=== Document section ===
Section 48 of the Penal Code, providing for penalties for complex crime, says that "when an offense is a necessary means to commit the other, the penalty for the most serious crime shall be imposed, the same to be applied in its maximum period." Therefore, the question for determination in the present case is whether the offense charged in the information is a complex crime of kidnapping and murder, the former as a necessary means for committing the latter.

In order to determine whether two offenses constitute a complex crime, we should not find out whether, in accordance with their definition by law, one of them is an essential element of the other, such as physical injuries which cause the death of the victim, or stealing of personal property without the consent of the owner through force or violence, for in such cases there would be only one single offense of homicide in the first and robbery in the second case. But we should take into consideration the facts alleged in a complaint or information and determine whether one of the two separate and different offenses charged therein was committed as a necessary means to commit the other offense; if it were the two offenses constitute one complex crime; otherwise the complaint or information charges two crimes or offenses independent from one another.

For example, the crime of falsification of a private document is not in general, an essential element of the crime of estafa, because this offense may be committed through many and varied means; but if a defendant is charged in a complaint or information with having committed falsification of a private document as a means for committing estafa, the offense charged would be a complex offense of estafa through falsification. Also, abduction is, in general, not an essential element of rape because rape may be committed anywhere without necessity of forcibly abducting or taking the victim to another place for that purpose; but if the offense charged is that the defendant abducted or carried by force the victim from one place to another wherein the latter was raped by the former, the crime charged would be a complex crime of rape through abduction, the abduction being in such a case a necessary means to commit the rape. And although homicide or murder may be committed wherever the victim may be found, yet if the charge in a complaint or information is that the victim was kidnapped and taken to another distant place in order to demand ransom for his release and kill him if ransom is not paid, the offense charged would evidently be a complex crime of murder through kidnapping, the latter being a necessary means to commit the former.

The pertinent part of the information reads as follows:

That on or about the 10th day of June, 1947, in the City of Manila, Philippines, the said accused, being then private individuals, conspiring and confederating together and all helping one another, did then and there wilfully, unlawfully, feloniously, and for purpose of extorting ransom from one Arthur Lee or of killing him if the desired amount of money could not be given, kidnap, carry away in an automobile, detain, and later, after having taken him to an uninhabited place by means of a motor boat, with treachery, to wit: while the said Arthur Lee was deprived of his liberty and was very weak as a result of the physical injuries which had been previously inflicted upon him by the said accused, fire upon him with a .45 caliber pistol several shots thru the chest and head, fracturing the right 5th and 6th ribs and the skull and lacerating the brain, thereby inflicting upon him physical injuries which directly caused the death of the said Arthur Lee almost instantaneously.

=== Excerpted records ===
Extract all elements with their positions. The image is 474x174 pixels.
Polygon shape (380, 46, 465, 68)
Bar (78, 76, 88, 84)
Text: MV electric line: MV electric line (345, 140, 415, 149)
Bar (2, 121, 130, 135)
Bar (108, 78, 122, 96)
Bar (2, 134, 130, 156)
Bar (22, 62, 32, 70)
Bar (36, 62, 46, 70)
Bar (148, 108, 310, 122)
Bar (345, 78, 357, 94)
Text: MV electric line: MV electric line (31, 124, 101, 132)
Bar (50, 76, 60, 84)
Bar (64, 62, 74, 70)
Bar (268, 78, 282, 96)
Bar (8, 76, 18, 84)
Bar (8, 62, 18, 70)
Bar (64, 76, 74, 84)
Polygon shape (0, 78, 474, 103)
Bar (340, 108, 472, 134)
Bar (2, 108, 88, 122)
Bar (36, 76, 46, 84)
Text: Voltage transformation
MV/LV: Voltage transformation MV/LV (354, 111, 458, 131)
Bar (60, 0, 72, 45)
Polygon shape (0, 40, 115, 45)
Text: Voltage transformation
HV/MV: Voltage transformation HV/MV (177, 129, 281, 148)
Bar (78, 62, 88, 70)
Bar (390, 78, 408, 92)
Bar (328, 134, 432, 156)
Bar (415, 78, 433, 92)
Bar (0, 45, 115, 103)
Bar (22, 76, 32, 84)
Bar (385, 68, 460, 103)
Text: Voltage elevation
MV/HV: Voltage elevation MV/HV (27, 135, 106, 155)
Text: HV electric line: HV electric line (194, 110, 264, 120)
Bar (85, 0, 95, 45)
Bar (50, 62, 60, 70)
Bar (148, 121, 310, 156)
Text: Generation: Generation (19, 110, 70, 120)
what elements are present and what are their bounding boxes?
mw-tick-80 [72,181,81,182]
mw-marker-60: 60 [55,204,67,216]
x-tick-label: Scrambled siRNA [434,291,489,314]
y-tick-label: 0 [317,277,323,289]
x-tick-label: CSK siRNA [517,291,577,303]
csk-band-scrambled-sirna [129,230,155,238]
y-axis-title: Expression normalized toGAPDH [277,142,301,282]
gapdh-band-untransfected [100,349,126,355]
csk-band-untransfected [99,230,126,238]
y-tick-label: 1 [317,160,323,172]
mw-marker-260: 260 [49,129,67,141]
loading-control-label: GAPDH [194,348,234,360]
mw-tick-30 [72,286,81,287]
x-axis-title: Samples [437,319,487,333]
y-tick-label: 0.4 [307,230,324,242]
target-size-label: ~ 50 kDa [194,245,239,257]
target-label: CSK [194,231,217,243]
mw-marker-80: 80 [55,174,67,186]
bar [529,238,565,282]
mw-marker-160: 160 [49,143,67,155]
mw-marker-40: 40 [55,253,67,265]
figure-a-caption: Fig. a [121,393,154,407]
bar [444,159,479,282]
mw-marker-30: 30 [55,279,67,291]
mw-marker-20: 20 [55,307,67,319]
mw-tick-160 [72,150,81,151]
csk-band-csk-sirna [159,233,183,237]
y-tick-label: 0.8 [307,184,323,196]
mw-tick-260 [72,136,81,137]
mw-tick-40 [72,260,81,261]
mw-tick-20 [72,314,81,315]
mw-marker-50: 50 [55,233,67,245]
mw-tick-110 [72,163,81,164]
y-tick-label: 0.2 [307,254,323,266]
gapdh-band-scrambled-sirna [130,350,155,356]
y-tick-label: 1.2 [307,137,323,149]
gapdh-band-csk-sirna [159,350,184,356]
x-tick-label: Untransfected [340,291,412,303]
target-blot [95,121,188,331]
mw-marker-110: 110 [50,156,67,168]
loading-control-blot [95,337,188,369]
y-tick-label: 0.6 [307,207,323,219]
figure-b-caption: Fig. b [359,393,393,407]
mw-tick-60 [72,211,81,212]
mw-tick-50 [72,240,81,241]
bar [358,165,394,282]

=== Directions ===
[A] Please repeat the records word for word, starting with their first line and ending after the line that contains "HV/MV: Voltage transformation".
[B] Continue the court's discussion of the complex crime of kidnapping and murder from the point where the text stops.
The text and the records have no connection to each other.

=== Solved problems ===
[A]
Extract all elements with their positions. The image is 474x174 pixels.
Polygon shape (380, 46, 465, 68)
Bar (78, 76, 88, 84)
Text: MV electric line: MV electric line (345, 140, 415, 149)
Bar (2, 121, 130, 135)
Bar (108, 78, 122, 96)
Bar (2, 134, 130, 156)
Bar (22, 62, 32, 70)
Bar (36, 62, 46, 70)
Bar (148, 108, 310, 122)
Bar (345, 78, 357, 94)
Text: MV electric line: MV electric line (31, 124, 101, 132)
Bar (50, 76, 60, 84)
Bar (64, 62, 74, 70)
Bar (268, 78, 282, 96)
Bar (8, 76, 18, 84)
Bar (8, 62, 18, 70)
Bar (64, 76, 74, 84)
Polygon shape (0, 78, 474, 103)
Bar (340, 108, 472, 134)
Bar (2, 108, 88, 122)
Bar (36, 76, 46, 84)
Text: Voltage transformation
MV/LV: Voltage transformation MV/LV (354, 111, 458, 131)
Bar (60, 0, 72, 45)
Polygon shape (0, 40, 115, 45)
Text: Voltage transformation
HV/MV: Voltage transformation HV/MV (177, 129, 281, 148)

[B]
From a cursory examination of the foregoing it clearly appears that the crime charged is kidnapping and murder and the former was committed by the defendants as a necessary means "for the purpose of extorting ransom from the victim or killing him if the desired amount of money could not be given," that is, that the defendants had to kidnap or carry the victim to a faraway and secluded place in order to better secure the consent of the victim through fear to pay the ransom, and kill him with certain sense of impunity and certainty that no other person may witness the commission of the offense by the defendants if the victim refused to accede to their demand, and that in fact he was killed by the defendants because of his refusal to pay the ransom.

The crime charged being a complex crime of kidnapping and murder, the court of first instance of any province in which any one of the essential elements of said complex offense has been committed, has jurisdiction to take cognizance of the offense; and, therefore, the Court of First Instance of Manila from where the victim was kidnapped has jurisdiction over the offense committed in Manila and continued all the way to the place where the victim was taken and murdered.

The motion for reconsideration is therefore denied.

Moran, C.J., Paras, Pablo, Hilado, Bengzon, Hontiveros, and Padilla, JJ., concur.


Separate Opinions

PERFECTO, J., dissenting:

We vote to grant the motion for reconsideration and to give due course to the petition.

Upon further analysis of the allegations of the information, Annex A of the petition, we arrived at the conclusion that, as a matter of fact, two independents crimes are imputed to the accused, i.e.: kidnapping for the purpose of extorting ransom, which is the fifth case of article 267 of the Revised Penal Code, as amended by Republic Act No. 18, and murder as punished by article 248 of the Revised Penal Code.

There is no such a complex crime as kidnapping with murder, if the allegations of the information is to be considered.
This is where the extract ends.